- _What is expected_:
For every line in the records that has the word "Missing", make a copy.

- _Material to process_:
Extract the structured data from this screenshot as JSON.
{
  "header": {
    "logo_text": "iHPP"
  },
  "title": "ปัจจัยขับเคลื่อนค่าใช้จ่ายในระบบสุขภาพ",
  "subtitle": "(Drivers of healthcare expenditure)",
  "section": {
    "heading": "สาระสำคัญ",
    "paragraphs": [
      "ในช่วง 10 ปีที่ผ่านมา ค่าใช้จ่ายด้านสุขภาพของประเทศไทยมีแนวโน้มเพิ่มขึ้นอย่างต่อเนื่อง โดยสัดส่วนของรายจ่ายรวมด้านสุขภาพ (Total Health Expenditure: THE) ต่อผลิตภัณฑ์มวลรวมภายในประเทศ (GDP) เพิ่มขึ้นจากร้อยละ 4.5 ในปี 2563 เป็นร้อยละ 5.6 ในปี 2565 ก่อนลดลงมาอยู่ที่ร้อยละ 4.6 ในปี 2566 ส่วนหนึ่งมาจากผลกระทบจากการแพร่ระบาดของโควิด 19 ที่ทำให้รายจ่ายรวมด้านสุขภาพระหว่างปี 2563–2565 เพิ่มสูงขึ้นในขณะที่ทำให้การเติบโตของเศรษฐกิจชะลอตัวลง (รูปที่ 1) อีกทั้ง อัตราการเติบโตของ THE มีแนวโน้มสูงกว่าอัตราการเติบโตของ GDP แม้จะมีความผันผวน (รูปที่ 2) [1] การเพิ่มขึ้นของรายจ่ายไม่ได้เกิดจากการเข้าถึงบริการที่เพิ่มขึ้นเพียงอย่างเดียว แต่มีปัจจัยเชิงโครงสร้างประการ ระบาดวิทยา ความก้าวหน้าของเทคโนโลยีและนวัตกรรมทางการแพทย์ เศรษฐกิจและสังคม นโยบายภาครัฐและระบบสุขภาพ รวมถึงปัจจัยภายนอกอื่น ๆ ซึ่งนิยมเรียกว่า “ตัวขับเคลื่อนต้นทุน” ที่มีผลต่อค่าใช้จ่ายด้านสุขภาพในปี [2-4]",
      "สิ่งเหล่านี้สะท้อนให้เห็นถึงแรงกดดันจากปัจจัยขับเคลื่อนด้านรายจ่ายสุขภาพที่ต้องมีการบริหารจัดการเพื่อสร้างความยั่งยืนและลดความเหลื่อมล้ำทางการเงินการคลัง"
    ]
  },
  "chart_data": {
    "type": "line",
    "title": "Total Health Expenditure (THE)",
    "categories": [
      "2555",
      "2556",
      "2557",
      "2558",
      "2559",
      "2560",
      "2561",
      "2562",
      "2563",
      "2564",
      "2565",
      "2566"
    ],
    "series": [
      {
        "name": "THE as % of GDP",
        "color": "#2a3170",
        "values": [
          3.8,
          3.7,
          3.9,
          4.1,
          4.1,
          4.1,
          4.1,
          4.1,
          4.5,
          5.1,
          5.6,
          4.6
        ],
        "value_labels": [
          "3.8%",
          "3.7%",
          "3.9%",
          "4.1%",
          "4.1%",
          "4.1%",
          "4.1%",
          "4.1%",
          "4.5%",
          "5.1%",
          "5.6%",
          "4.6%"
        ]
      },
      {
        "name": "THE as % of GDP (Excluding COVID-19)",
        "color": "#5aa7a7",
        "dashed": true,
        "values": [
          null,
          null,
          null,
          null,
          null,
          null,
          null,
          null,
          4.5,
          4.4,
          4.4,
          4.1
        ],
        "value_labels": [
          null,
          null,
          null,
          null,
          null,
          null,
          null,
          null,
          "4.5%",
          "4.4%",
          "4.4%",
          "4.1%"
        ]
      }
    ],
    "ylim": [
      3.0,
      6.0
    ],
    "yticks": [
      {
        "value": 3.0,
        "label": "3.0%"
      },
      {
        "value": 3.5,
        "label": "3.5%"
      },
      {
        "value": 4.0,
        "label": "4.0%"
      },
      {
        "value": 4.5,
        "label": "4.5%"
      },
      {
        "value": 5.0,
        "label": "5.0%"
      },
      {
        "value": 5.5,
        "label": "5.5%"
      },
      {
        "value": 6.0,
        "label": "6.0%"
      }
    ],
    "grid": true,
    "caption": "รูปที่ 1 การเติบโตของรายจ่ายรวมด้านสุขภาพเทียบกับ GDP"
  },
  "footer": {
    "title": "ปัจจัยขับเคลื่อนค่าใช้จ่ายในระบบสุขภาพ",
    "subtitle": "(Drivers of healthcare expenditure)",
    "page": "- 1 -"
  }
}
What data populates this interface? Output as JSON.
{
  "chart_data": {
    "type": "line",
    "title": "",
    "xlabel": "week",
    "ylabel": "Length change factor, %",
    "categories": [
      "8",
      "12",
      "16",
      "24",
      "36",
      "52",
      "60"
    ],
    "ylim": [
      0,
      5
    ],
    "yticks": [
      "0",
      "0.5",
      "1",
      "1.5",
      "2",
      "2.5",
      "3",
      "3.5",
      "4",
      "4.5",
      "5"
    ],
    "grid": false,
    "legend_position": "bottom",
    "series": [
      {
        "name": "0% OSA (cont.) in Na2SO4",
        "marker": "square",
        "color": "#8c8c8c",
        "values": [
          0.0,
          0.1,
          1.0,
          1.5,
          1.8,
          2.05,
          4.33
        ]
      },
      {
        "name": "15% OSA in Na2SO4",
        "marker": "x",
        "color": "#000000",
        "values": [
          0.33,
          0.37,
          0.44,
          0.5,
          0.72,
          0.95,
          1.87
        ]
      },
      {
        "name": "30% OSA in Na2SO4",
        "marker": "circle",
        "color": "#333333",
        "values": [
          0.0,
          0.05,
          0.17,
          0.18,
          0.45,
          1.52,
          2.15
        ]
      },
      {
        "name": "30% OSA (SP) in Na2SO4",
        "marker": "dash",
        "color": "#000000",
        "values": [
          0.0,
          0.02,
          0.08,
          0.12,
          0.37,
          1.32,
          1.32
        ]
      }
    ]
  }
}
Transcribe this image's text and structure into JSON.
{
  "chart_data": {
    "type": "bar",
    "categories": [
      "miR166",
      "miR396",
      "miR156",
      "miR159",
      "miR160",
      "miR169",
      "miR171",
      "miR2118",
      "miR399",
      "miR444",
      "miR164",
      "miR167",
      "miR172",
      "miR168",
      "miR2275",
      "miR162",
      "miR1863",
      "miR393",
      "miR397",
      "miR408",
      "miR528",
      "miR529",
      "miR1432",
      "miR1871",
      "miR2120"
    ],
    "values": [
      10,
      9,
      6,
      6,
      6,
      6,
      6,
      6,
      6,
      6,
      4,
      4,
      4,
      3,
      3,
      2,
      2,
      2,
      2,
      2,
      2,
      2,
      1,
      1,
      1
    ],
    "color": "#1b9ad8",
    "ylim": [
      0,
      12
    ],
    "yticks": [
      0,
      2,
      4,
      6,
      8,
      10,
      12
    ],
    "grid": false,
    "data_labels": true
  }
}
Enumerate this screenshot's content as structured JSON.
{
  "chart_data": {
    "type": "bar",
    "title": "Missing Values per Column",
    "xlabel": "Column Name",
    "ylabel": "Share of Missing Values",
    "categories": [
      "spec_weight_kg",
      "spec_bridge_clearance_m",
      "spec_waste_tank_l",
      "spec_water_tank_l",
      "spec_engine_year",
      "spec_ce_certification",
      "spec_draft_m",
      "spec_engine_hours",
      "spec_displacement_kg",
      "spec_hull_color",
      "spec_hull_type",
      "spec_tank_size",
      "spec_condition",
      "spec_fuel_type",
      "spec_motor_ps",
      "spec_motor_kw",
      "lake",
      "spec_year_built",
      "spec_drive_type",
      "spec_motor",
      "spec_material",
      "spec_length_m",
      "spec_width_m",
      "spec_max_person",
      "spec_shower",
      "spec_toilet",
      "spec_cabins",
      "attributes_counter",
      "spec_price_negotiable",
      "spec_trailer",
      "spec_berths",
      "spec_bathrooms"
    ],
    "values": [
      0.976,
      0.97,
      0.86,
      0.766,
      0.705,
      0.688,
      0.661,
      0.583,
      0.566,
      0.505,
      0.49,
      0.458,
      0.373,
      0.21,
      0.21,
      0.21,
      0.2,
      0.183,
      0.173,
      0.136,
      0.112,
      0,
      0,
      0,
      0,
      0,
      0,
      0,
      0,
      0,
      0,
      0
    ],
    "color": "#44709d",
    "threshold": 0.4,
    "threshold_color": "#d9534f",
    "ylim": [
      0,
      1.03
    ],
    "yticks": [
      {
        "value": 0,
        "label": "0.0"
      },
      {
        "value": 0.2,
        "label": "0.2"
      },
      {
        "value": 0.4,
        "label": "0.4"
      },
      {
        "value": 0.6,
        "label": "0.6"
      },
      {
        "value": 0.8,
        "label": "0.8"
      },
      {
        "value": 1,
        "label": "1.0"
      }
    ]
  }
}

- _Exercise answer_:
    "title": "Missing Values per Column",
    "ylabel": "Share of Missing Values",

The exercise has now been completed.